(正文):
★ ★ ★ ★ ★ ★ ★
构建人工多酶体是提高级联催化效率的有效手段。申请人创建了在胞内通过自组装形成具有高度有序结构及高效耦合催化功能的超分子多酶体技术。在此基础上，本项目拟在大肠杆菌中将合成重要生物质平台化合物-衣康酸的关键三个异源酶，通过与不同相互作用元件的串联组合，利用元件的相互作用及寡聚酶的自聚作用，使三酶按一定比例和排列进行自组装，形成结构紧密有序、具有区室化构造的人工多酶体，提高三酶级联催化效率。通过研究多酶体的构成、结构特征及其催化特性，揭示区室化多酶体的形成过程与分子机制，阐明其高效级联催化反应机理。同时，对大肠杆菌柠檬酸代谢途径进行改造与优化，实现TCA循环与衣康酸合成的最佳平衡，达到衣康酸合成路径的最优化，最终实现在大肠杆菌中高产衣康酸。本研究将首次在胞内通过无支架自组装构建具有区室化结构及高效级联催化功能的异源人工多酶体。该技术具有一定的普适性，可为胞内构建新的人工多酶反应体系提供有效途径。

Itaconic acid is one of the most important platform chemical source of biomass. Based on the previous research, itaconic acid will be biosynthesized by the combination of the self-assembly of three key enzymes and metabolic engineering in E. coli in this study. .The artificial multienzyme complexes with highly catalytic efficiency, which are compartmentalized of three key heterologous enzymes: citrate synthase, aconitase and cis-aconitatedecarboxylase for biosynthesis of itaconic acid, will be formed in the in E. coli cell by self-assembled via two different host-guest protein interactions in series. The enzymes are fused with the host-guest protein using alpha-helical linker, respectively. The self-assembled process of the complexes will be controlled by regulating enzymes’ expressed process, their expression in the living cells and the combination modes of the host-guest proteins. The molecule fluorescence complementation approach will be used to investigate the influence of the type of alpha-helical linker and their length, the site of the enzyme which fuses with the linker, and the orientation of the enzyme in the complexes’ architectural characteristic and catalytic properties. The formation mechanism of the multienzyme complexes will also be investigated using this approach. Meanwhile, the metabolic pathways of itaconic acid will be reformed and optimized using Crispr/Cas9 technology for itaconic acid production with high yield. .The artificial compartmentalized multienzyme complexes with highly catalytic efficiency will be realized by self-assembled for itaconic acid production with high yield in E. coli cell for the first time in this project. This facile approach is also a convenient platform technique for designing and construction of other artificial multienzyme systems in living cell.
★ ★ ★ ★ ★ ★ ★
(数据集条目)
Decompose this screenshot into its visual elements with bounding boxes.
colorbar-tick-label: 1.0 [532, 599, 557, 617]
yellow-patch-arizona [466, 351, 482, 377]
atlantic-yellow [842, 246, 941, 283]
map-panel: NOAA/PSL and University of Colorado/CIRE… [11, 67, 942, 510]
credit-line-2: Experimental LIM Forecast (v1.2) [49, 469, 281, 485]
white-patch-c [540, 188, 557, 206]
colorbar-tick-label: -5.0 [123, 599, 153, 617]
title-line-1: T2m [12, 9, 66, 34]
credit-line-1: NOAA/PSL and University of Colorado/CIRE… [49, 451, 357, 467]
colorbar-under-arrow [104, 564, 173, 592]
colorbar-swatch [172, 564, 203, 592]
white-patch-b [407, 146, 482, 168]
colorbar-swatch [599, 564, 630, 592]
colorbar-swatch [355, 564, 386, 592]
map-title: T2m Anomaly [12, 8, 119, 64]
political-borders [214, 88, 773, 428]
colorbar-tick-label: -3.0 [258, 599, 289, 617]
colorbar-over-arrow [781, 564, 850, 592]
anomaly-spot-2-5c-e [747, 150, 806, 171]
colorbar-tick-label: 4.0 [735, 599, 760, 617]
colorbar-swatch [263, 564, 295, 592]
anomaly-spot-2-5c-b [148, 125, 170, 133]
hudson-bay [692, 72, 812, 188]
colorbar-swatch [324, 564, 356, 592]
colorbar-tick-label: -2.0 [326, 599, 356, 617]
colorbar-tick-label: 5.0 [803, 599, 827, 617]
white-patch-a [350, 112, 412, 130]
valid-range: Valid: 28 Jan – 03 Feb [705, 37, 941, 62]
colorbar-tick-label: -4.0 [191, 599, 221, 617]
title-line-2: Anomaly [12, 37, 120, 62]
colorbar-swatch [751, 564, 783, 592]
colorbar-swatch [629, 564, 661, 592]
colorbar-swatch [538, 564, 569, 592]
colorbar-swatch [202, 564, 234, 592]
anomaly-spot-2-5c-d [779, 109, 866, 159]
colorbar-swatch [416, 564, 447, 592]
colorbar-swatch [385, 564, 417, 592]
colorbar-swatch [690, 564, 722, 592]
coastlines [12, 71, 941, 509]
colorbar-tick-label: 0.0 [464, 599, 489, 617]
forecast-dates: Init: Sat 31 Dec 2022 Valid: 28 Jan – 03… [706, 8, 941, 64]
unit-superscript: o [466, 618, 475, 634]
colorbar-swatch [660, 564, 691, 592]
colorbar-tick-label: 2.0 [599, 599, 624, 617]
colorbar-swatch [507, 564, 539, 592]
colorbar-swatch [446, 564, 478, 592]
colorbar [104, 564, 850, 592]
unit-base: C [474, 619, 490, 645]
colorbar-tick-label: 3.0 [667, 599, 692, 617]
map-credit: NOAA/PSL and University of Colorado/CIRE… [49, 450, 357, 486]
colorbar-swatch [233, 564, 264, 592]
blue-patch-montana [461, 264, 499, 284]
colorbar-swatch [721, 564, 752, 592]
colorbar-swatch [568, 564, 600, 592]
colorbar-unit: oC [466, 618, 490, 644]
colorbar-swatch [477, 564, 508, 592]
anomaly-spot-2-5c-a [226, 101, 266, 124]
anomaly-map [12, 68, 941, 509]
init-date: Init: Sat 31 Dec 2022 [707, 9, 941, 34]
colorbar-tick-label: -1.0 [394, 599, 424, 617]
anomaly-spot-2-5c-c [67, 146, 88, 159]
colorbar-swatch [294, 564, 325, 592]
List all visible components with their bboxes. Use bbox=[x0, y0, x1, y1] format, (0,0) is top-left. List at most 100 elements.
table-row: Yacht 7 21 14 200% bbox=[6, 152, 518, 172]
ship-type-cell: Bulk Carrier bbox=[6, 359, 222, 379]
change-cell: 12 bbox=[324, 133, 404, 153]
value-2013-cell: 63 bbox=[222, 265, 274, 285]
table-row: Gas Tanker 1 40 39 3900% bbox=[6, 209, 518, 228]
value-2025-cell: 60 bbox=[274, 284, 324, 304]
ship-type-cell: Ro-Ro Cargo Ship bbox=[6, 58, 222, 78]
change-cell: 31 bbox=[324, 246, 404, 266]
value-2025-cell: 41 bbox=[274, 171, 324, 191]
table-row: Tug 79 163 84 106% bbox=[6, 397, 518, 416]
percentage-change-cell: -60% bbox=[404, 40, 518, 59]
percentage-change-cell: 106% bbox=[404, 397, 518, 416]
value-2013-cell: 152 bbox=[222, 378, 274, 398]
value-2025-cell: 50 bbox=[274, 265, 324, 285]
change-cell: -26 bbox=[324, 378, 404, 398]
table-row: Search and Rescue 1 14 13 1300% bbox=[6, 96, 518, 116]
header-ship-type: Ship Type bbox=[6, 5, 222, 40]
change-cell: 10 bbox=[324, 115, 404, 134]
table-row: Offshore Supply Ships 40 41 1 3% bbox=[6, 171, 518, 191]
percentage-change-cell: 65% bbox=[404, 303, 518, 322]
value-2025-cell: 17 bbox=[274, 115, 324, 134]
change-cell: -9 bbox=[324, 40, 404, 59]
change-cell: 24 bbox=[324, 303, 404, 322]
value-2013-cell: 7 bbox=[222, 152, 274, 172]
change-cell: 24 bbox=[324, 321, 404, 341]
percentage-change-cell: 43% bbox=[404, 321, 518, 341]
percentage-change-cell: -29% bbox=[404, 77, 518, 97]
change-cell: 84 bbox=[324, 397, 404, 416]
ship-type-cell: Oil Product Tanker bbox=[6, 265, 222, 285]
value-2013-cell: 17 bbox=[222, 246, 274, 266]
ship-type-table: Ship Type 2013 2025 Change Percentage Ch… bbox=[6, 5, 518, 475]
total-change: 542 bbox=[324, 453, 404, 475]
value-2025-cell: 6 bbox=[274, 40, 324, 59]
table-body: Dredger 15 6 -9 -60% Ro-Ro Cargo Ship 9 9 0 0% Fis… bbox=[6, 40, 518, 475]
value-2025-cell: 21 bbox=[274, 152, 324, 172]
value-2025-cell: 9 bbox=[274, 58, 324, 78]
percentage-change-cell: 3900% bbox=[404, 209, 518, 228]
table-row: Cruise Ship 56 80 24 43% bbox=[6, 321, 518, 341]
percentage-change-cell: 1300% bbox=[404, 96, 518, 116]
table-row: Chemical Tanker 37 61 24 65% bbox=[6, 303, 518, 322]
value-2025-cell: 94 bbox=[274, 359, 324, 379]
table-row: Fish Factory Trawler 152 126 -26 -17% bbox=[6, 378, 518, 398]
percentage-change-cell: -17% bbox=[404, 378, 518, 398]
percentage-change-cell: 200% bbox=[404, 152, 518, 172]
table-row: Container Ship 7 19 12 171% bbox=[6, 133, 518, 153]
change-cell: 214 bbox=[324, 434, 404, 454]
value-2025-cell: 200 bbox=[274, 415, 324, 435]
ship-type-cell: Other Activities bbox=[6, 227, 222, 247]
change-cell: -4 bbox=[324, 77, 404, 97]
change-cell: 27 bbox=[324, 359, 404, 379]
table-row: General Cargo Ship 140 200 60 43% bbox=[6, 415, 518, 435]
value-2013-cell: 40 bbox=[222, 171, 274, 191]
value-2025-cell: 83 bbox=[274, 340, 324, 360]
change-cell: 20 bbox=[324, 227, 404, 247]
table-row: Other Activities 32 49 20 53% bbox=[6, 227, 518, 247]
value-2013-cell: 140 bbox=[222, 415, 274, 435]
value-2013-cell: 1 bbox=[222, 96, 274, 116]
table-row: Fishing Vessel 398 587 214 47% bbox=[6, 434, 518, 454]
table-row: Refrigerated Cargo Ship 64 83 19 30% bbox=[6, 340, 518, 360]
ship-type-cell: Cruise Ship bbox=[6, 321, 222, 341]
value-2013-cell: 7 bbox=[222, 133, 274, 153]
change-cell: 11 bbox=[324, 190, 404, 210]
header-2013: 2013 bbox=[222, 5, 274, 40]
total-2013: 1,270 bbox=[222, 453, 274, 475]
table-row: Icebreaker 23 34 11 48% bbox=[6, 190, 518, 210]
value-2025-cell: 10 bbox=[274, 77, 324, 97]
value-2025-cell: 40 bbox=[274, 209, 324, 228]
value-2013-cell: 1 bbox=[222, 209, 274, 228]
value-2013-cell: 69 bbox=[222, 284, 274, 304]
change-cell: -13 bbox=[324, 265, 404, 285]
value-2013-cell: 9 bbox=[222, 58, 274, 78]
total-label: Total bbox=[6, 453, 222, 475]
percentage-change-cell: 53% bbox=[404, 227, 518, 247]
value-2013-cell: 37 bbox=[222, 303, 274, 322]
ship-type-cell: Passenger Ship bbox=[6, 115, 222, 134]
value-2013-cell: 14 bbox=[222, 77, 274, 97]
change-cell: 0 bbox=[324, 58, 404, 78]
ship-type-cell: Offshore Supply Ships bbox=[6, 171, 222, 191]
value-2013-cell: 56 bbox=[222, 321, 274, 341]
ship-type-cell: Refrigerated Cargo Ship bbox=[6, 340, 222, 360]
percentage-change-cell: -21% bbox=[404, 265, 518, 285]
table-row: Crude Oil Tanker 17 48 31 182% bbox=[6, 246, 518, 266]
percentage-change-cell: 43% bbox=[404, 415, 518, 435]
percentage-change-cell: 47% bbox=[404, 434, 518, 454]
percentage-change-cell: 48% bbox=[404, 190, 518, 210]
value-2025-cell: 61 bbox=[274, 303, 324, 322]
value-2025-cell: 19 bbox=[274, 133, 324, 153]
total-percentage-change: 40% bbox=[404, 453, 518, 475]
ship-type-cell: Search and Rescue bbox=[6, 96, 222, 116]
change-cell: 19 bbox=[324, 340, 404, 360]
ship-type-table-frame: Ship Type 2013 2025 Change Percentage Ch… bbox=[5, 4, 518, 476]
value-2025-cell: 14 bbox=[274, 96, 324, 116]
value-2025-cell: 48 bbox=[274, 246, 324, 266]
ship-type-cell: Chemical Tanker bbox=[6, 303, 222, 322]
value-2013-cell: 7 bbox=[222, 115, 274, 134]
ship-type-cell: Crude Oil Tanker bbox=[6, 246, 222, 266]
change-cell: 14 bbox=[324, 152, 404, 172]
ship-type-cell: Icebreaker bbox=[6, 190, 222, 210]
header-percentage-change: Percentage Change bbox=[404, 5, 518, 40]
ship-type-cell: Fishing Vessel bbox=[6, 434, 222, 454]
★ ★ ★ ★ ★ ★ ★
(任务列表):
**a)** 请将项目摘要中以"构建人工多酶体是提高级联催化效率的有效手段"开头的整段改写为要点列表，保留其主要事实。
**b)** 根据项目摘要回答以下问题，每题一行：
(i) 用于合成衣康酸的三个关键异源酶分别是什么？
(ii) 改造和优化衣康酸代谢途径要用哪项技术？
(iii) 研究α-螺旋连接肽的类型和长度等因素的影响时，采用什么方法？

(各题答案):
**a)**
- 构建人工多酶体能有效提高级联催化效率。申请人已建立一项技术：在胞内通过自组装，形成结构高度有序、能高效耦合催化的超分子多酶体。
- 本项目在大肠杆菌中选取合成衣康酸的三个关键异源酶，把它们与不同的相互作用元件串联组合。衣康酸是重要的生物质平台化合物。
- 借助元件之间的相互作用和寡聚酶的自聚作用，三酶按一定比例和排列自组装，形成结构紧密有序、具有区室化构造的人工多酶体，提高级联催化效率。
- 研究多酶体的构成、结构特征和催化特性，揭示区室化多酶体的形成过程与分子机制，阐明其高效级联催化的反应机理。
- 改造并优化大肠杆菌柠檬酸代谢途径，使TCA循环与衣康酸合成达到最佳平衡，优化衣康酸合成路径，最终在大肠杆菌中高产衣康酸。
- 本研究将首次在胞内通过无支架自组装，构建具有区室化结构和高效级联催化功能的异源人工多酶体。
- 该技术有一定普适性，可为胞内构建新的人工多酶反应体系提供有效途径。

**b)**
(i) citrate synthase（柠檬酸合酶）、aconitase（乌头酸酶）和 cis-aconitate decarboxylase（顺乌头酸脱羧酶）。
(ii) Crispr/Cas9 技术。
(iii) 分子荧光互补方法（molecule fluorescence complementation approach）。